--- START ---

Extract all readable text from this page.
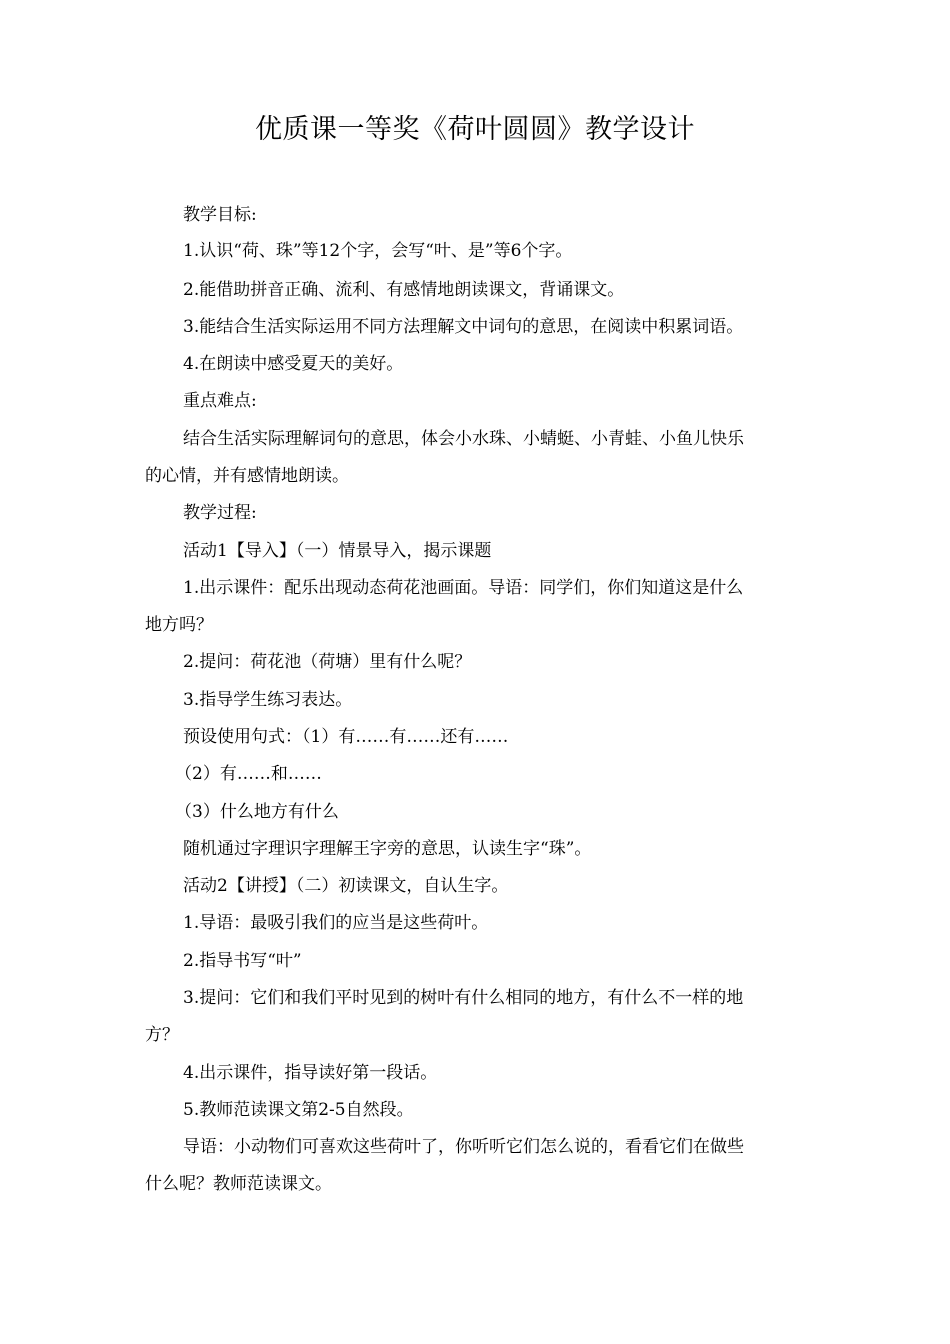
优质课一等奖《荷叶圆圆》教学设计
教学目标:
1.认识“荷、珠”等12个字，会写“叶、是”等6个字。
2.能借助拼音正确、流利、有感情地朗读课文，背诵课文。
3.能结合生活实际运用不同方法理解文中词句的意思，在阅读中积累词语。
4.在朗读中感受夏天的美好。
重点难点:
结合生活实际理解词句的意思，体会小水珠、小蜻蜓、小青蛙、小鱼儿快乐
的心情，并有感情地朗读。
教学过程:
活动1【导入】（一）情景导入，揭示课题
1.出示课件：配乐出现动态荷花池画面。导语：同学们，你们知道这是什么
地方吗？
2.提问：荷花池（荷塘）里有什么呢？
3.指导学生练习表达。
预设使用句式：（1）有……有……还有……
（2）有……和……
（3）什么地方有什么
随机通过字理识字理解王字旁的意思，认读生字“珠”。
活动2【讲授】（二）初读课文，自认生字。
1.导语：最吸引我们的应当是这些荷叶。
2.指导书写“叶”
3.提问：它们和我们平时见到的树叶有什么相同的地方，有什么不一样的地
方？
4.出示课件，指导读好第一段话。
5.教师范读课文第2-5自然段。
导语：小动物们可喜欢这些荷叶了，你听听它们怎么说的，看看它们在做些
什么呢？教师范读课文。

--- END ---

What you have to do – Looking at the listing above, how many of its lines contain the string "出示课件"? Give the number alone.

Solution for this problem – 2